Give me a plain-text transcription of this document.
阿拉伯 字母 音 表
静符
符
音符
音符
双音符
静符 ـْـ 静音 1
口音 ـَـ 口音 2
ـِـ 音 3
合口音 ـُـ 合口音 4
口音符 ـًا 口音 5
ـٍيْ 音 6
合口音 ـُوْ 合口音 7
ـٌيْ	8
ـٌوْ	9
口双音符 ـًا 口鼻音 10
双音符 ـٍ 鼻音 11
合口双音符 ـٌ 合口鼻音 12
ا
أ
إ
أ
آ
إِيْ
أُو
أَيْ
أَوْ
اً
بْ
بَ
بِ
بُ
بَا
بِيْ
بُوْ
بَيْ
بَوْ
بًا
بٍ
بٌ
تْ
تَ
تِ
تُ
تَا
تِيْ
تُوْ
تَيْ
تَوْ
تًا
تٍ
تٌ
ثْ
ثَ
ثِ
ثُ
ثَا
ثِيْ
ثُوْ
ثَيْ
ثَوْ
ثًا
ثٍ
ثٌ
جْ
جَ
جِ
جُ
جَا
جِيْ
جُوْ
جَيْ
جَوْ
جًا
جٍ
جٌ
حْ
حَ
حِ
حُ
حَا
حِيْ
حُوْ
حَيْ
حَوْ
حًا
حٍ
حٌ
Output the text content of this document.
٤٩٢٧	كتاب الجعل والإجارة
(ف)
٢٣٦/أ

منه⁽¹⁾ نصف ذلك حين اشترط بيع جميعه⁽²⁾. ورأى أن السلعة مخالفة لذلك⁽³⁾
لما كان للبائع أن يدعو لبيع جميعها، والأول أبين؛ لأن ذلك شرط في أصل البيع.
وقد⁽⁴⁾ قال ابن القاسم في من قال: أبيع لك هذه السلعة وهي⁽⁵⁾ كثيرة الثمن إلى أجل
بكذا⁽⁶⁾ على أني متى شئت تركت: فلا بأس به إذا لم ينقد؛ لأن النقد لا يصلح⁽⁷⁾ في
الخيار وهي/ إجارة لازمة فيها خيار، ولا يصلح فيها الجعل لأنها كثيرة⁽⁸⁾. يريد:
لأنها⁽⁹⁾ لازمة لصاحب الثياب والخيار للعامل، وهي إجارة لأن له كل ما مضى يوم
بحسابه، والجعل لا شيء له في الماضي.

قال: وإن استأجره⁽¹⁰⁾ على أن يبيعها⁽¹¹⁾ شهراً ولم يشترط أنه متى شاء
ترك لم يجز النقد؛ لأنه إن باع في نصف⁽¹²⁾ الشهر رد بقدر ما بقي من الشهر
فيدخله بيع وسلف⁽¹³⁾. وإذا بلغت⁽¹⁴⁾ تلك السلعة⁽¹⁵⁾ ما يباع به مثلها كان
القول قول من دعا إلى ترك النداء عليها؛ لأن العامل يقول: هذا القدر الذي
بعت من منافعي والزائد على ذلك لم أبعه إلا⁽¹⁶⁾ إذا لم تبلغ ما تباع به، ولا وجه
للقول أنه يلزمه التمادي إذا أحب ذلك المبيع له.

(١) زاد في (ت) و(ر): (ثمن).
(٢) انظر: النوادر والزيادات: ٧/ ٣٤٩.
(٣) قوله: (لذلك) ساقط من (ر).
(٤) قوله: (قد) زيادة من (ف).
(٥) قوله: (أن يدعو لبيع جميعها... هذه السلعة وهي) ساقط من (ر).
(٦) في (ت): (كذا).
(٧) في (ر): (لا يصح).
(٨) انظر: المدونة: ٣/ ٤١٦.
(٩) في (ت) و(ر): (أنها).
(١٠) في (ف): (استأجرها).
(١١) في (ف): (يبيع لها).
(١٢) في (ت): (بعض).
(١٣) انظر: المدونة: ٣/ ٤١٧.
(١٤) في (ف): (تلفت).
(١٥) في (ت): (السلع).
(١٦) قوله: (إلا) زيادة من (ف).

**TO DO:** Pull out all lines from the listing that contain the string "this".

**CORRECT RESULT:**
Give me a plain-text transcription of this document.
Output the text content of this document.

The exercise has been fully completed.